Your goal
Without the pictures, can you quote each line below exactly?

Saved entries
══════════

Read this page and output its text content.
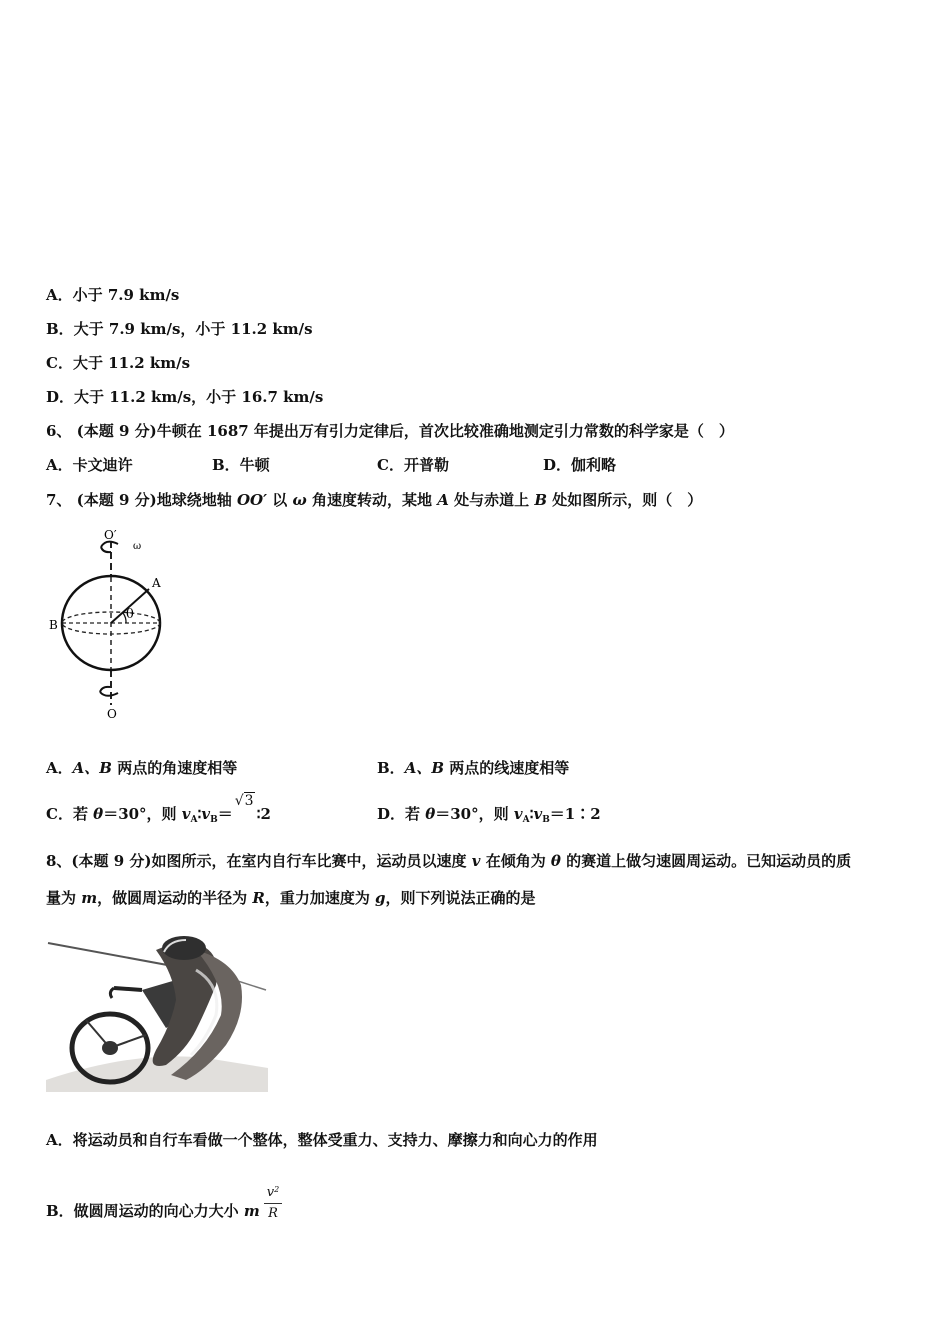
A．小于 7.9 km/s
B．大于 7.9 km/s，小于 11.2 km/s
C．大于 11.2 km/s
D．大于 11.2 km/s，小于 16.7 km/s
6、 (本题 9 分)牛顿在 1687 年提出万有引力定律后，首次比较准确地测定引力常数的科学家是（　）
A．卡文迪许	B．牛顿	C．开普勒	D．伽利略
7、 (本题 9 分)地球绕地轴 OO′ 以 ω 角速度转动，某地 A 处与赤道上 B 处如图所示，则（　）
O′
ω
A
θ
B
O
A．A、B 两点的角速度相等	B．A、B 两点的线速度相等
C．若 θ＝30°，则 $v_A∶v_B=√3∶2$	D．若 θ＝30°，则 $v_A∶v_B=1∶2$
8、(本题 9 分)如图所示，在室内自行车比赛中，运动员以速度 v 在倾角为 θ 的赛道上做匀速圆周运动。已知运动员的质
量为 m，做圆周运动的半径为 R，重力加速度为 g，则下列说法正确的是
A．将运动员和自行车看做一个整体，整体受重力、支持力、摩擦力和向心力的作用
B．做圆周运动的向心力大小 m $\frac{v^2}{R}$
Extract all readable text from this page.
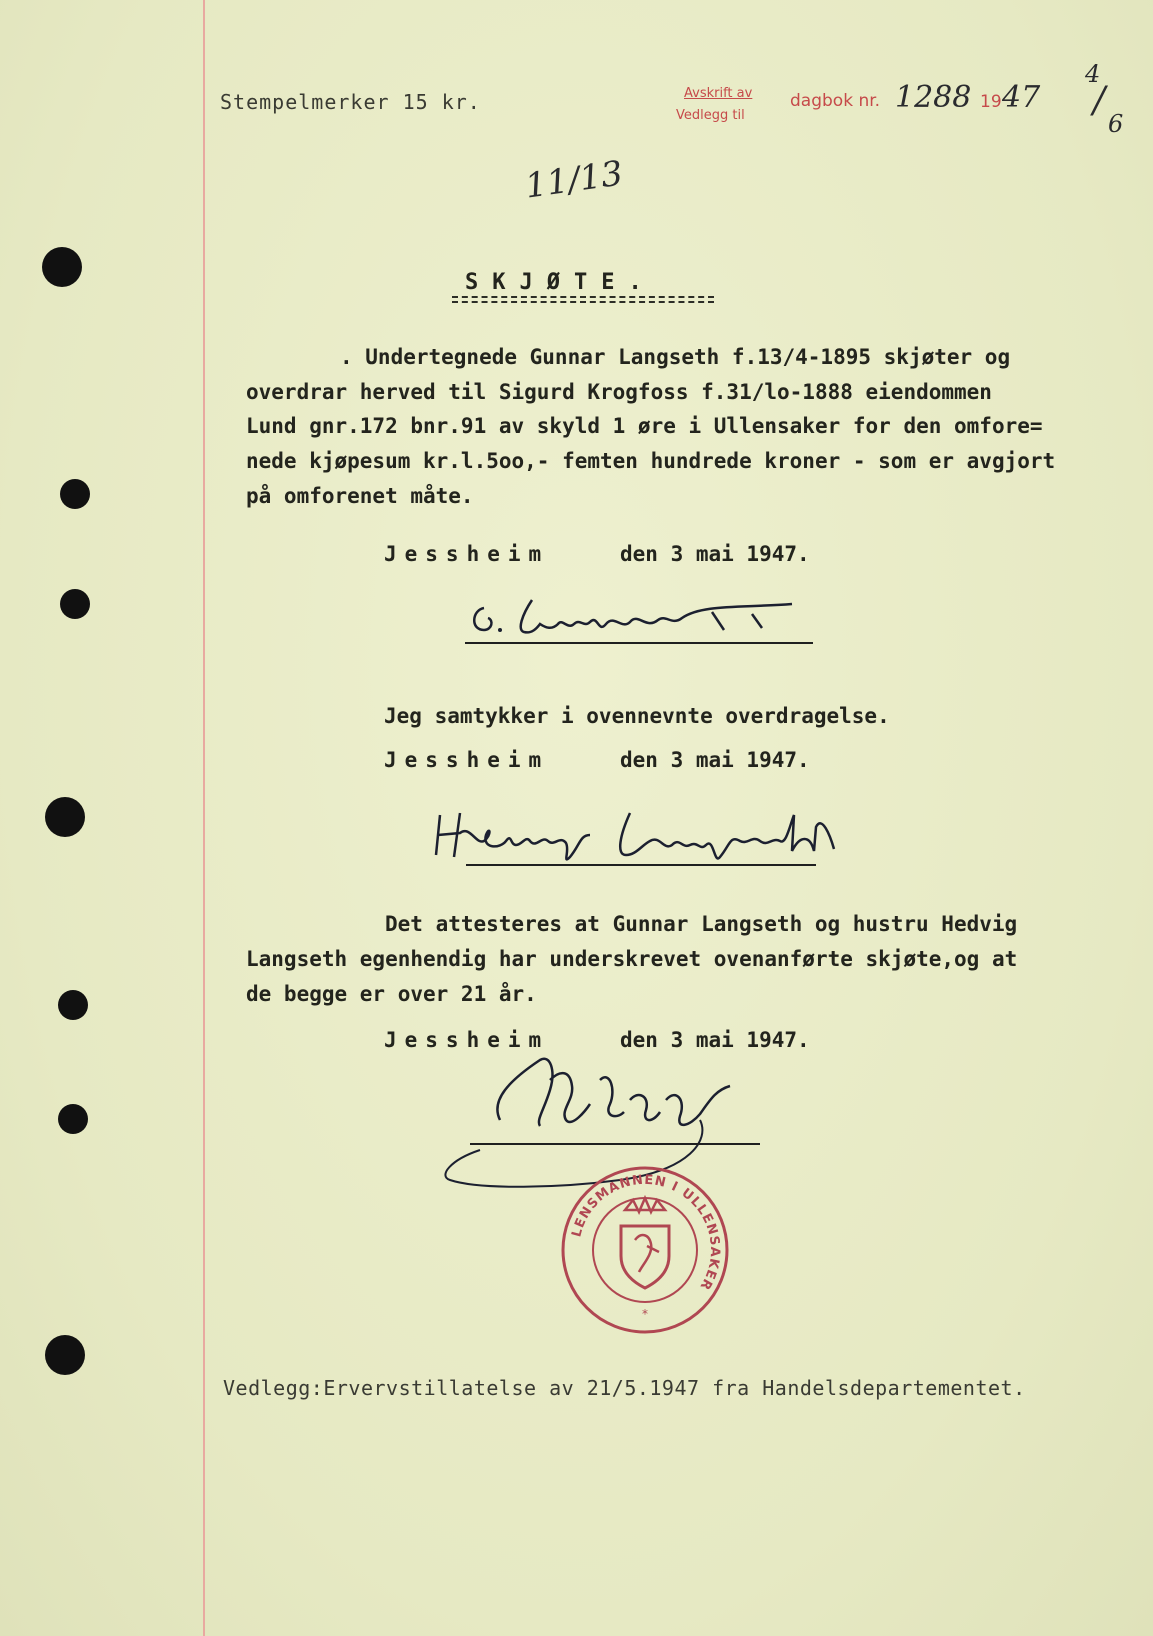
Stempelmerker 15 kr.	Avskrift av
Vedlegg til
dagbok nr. 1288 19 47
4
/
6
11/13
SKJØTE.
. Undertegnede Gunnar Langseth f.13/4-1895 skjøter og
overdrar herved til Sigurd Krogfoss f.31/lo-1888 eiendommen
Lund gnr.172 bnr.91 av skyld 1 øre i Ullensaker for den omfore=
nede kjøpesum kr.l.5oo,- femten hundrede kroner - som er avgjort
på omforenet måte.
Jessheim	den 3 mai 1947.
Jeg samtykker i ovennevnte overdragelse.
Jessheim	den 3 mai 1947.
Det attesteres at Gunnar Langseth og hustru Hedvig
Langseth egenhendig har underskrevet ovenanførte skjøte,og at
de begge er over 21 år.
Jessheim	den 3 mai 1947.
LENSMANNEN I ULLENSAKER
*
Vedlegg:Ervervstillatelse av 21/5.1947 fra Handelsdepartementet.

══════════

Answer below
Read this page and output its text content.
A．小于 7.9 km/s
B．大于 7.9 km/s，小于 11.2 km/s
C．大于 11.2 km/s
D．大于 11.2 km/s，小于 16.7 km/s
6、 (本题 9 分)牛顿在 1687 年提出万有引力定律后，首次比较准确地测定引力常数的科学家是（　）
A．卡文迪许	B．牛顿	C．开普勒	D．伽利略
7、 (本题 9 分)地球绕地轴 OO′ 以 ω 角速度转动，某地 A 处与赤道上 B 处如图所示，则（　）
O′
ω
A
θ
B
O
A．A、B 两点的角速度相等	B．A、B 两点的线速度相等
C．若 θ＝30°，则 $v_A∶v_B=√3∶2$	D．若 θ＝30°，则 $v_A∶v_B=1∶2$
8、(本题 9 分)如图所示，在室内自行车比赛中，运动员以速度 v 在倾角为 θ 的赛道上做匀速圆周运动。已知运动员的质
量为 m，做圆周运动的半径为 R，重力加速度为 g，则下列说法正确的是
A．将运动员和自行车看做一个整体，整体受重力、支持力、摩擦力和向心力的作用
B．做圆周运动的向心力大小 m $\frac{v^2}{R}$
Extract all readable text from this page.
Stempelmerker 15 kr.	Avskrift av
Vedlegg til
dagbok nr. 1288 19 47
4
/
6
11/13
SKJØTE.
. Undertegnede Gunnar Langseth f.13/4-1895 skjøter og
overdrar herved til Sigurd Krogfoss f.31/lo-1888 eiendommen
Lund gnr.172 bnr.91 av skyld 1 øre i Ullensaker for den omfore=
nede kjøpesum kr.l.5oo,- femten hundrede kroner - som er avgjort
på omforenet måte.
Jessheim	den 3 mai 1947.
Jeg samtykker i ovennevnte overdragelse.
Jessheim	den 3 mai 1947.
Det attesteres at Gunnar Langseth og hustru Hedvig
Langseth egenhendig har underskrevet ovenanførte skjøte,og at
de begge er over 21 år.
Jessheim	den 3 mai 1947.
LENSMANNEN I ULLENSAKER
*
Vedlegg:Ervervstillatelse av 21/5.1947 fra Handelsdepartementet.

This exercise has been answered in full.